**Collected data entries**
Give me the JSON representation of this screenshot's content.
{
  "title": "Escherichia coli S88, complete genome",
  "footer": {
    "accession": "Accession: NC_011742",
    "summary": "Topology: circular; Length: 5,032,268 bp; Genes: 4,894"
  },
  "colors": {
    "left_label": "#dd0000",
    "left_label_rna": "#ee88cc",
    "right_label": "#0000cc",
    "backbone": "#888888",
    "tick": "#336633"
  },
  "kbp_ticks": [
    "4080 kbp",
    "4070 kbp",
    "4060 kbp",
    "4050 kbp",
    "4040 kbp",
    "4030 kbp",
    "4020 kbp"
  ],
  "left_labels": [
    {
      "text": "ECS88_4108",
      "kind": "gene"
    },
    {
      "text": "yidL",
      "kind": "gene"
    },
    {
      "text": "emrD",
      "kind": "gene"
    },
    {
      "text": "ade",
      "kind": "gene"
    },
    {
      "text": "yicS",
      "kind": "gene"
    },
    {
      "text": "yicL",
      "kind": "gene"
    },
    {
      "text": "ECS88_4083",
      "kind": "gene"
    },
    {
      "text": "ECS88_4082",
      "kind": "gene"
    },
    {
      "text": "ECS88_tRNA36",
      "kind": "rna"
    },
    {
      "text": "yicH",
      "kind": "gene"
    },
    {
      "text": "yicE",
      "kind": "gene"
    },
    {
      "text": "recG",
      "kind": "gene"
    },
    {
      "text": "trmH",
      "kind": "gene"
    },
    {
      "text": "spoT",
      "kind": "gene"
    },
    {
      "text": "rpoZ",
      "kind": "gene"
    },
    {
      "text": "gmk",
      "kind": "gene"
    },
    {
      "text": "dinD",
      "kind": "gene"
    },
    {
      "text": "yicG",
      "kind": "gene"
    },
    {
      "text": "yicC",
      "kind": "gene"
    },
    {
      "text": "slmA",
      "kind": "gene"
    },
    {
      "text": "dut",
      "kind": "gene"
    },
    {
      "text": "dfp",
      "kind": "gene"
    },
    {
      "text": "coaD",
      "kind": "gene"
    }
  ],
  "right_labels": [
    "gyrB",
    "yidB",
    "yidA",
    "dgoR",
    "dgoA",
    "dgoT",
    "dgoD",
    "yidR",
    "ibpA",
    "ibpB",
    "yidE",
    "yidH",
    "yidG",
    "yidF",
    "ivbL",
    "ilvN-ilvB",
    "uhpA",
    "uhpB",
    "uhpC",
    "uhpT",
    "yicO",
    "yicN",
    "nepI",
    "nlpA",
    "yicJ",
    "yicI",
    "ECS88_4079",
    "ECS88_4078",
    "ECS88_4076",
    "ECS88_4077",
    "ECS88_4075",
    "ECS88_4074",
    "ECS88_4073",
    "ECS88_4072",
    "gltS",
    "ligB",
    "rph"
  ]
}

**Problem to solve**
Beginning with the first line and ending with the last, restate the data word for word.

**Solved exercise**
Give me the JSON representation of this screenshot's content.
{
  "title": "Escherichia coli S88, complete genome",
  "footer": {
    "accession": "Accession: NC_011742",
    "summary": "Topology: circular; Length: 5,032,268 bp; Genes: 4,894"
  },
  "colors": {
    "left_label": "#dd0000",
    "left_label_rna": "#ee88cc",
    "right_label": "#0000cc",
    "backbone": "#888888",
    "tick": "#336633"
  },
  "kbp_ticks": [
    "4080 kbp",
    "4070 kbp",
    "4060 kbp",
    "4050 kbp",
    "4040 kbp",
    "4030 kbp",
    "4020 kbp"
  ],
  "left_labels": [
    {
      "text": "ECS88_4108",
      "kind": "gene"
    },
    {
      "text": "yidL",
      "kind": "gene"
    },
    {
      "text": "emrD",
      "kind": "gene"
    },
    {
      "text": "ade",
      "kind": "gene"
    },
    {
      "text": "yicS",
      "kind": "gene"
    },
    {
      "text": "yicL",
      "kind": "gene"
    },
    {
      "text": "ECS88_4083",
      "kind": "gene"
    },
    {
      "text": "ECS88_4082",
      "kind": "gene"
    },
    {
      "text": "ECS88_tRNA36",
      "kind": "rna"
    },
    {
      "text": "yicH",
      "kind": "gene"
    },
    {
      "text": "yicE",
      "kind": "gene"
    },
    {
      "text": "recG",
      "kind": "gene"
    },
    {
      "text": "trmH",
      "kind": "gene"
    },
    {
      "text": "spoT",
      "kind": "gene"
    },
    {
      "text": "rpoZ",
      "kind": "gene"
    },
    {
      "text": "gmk",
      "kind": "gene"
    },
    {
      "text": "dinD",
      "kind": "gene"
    },
    {
      "text": "yicG",
      "kind": "gene"
    },
    {
      "text": "yicC",
      "kind": "gene"
    },
    {
      "text": "slmA",
      "kind": "gene"
    },
    {
      "text": "dut",
      "kind": "gene"
    },
    {
      "text": "dfp",
      "kind": "gene"
    },
    {
      "text": "coaD",
      "kind": "gene"
    }
  ],
  "right_labels": [
    "gyrB",
    "yidB",
    "yidA",
    "dgoR",
    "dgoA",
    "dgoT",
    "dgoD",
    "yidR",
    "ibpA",
    "ibpB",
    "yidE",
    "yidH",
    "yidG",
    "yidF",
    "ivbL",
    "ilvN-ilvB",
    "uhpA",
    "uhpB",
    "uhpC",
    "uhpT",
    "yicO",
    "yicN",
    "nepI",
    "nlpA",
    "yicJ",
    "yicI",
    "ECS88_4079",
    "ECS88_4078",
    "ECS88_4076",
    "ECS88_4077",
    "ECS88_4075",
    "ECS88_4074",
    "ECS88_4073",
    "ECS88_4072",
    "gltS",
    "ligB",
    "rph"
  ]
}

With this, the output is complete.